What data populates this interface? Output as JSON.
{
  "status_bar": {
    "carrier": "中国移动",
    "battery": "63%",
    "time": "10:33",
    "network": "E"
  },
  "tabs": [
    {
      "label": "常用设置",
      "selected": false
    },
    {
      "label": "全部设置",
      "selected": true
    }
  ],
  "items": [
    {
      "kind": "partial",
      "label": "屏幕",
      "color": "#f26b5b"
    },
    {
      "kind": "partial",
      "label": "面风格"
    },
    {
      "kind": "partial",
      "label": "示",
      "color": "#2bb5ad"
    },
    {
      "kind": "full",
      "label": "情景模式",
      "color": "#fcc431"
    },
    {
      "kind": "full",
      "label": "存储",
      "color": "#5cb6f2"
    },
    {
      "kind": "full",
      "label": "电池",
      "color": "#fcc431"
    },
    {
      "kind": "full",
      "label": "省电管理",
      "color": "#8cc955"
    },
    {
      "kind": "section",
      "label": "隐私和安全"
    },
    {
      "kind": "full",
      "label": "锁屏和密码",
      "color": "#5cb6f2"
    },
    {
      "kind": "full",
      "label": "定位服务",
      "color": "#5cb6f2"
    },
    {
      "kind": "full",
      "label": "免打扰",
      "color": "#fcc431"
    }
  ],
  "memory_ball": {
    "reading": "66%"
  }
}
────────────────
EXERCISE BRIEF: Reproduce the material exactly, with every line intact.

EXERCISE ANSWER:
What data populates this interface? Output as JSON.
{
  "status_bar": {
    "carrier": "中国移动",
    "battery": "63%",
    "time": "10:33",
    "network": "E"
  },
  "tabs": [
    {
      "label": "常用设置",
      "selected": false
    },
    {
      "label": "全部设置",
      "selected": true
    }
  ],
  "items": [
    {
      "kind": "partial",
      "label": "屏幕",
      "color": "#f26b5b"
    },
    {
      "kind": "partial",
      "label": "面风格"
    },
    {
      "kind": "partial",
      "label": "示",
      "color": "#2bb5ad"
    },
    {
      "kind": "full",
      "label": "情景模式",
      "color": "#fcc431"
    },
    {
      "kind": "full",
      "label": "存储",
      "color": "#5cb6f2"
    },
    {
      "kind": "full",
      "label": "电池",
      "color": "#fcc431"
    },
    {
      "kind": "full",
      "label": "省电管理",
      "color": "#8cc955"
    },
    {
      "kind": "section",
      "label": "隐私和安全"
    },
    {
      "kind": "full",
      "label": "锁屏和密码",
      "color": "#5cb6f2"
    },
    {
      "kind": "full",
      "label": "定位服务",
      "color": "#5cb6f2"
    },
    {
      "kind": "full",
      "label": "免打扰",
      "color": "#fcc431"
    }
  ],
  "memory_ball": {
    "reading": "66%"
  }
}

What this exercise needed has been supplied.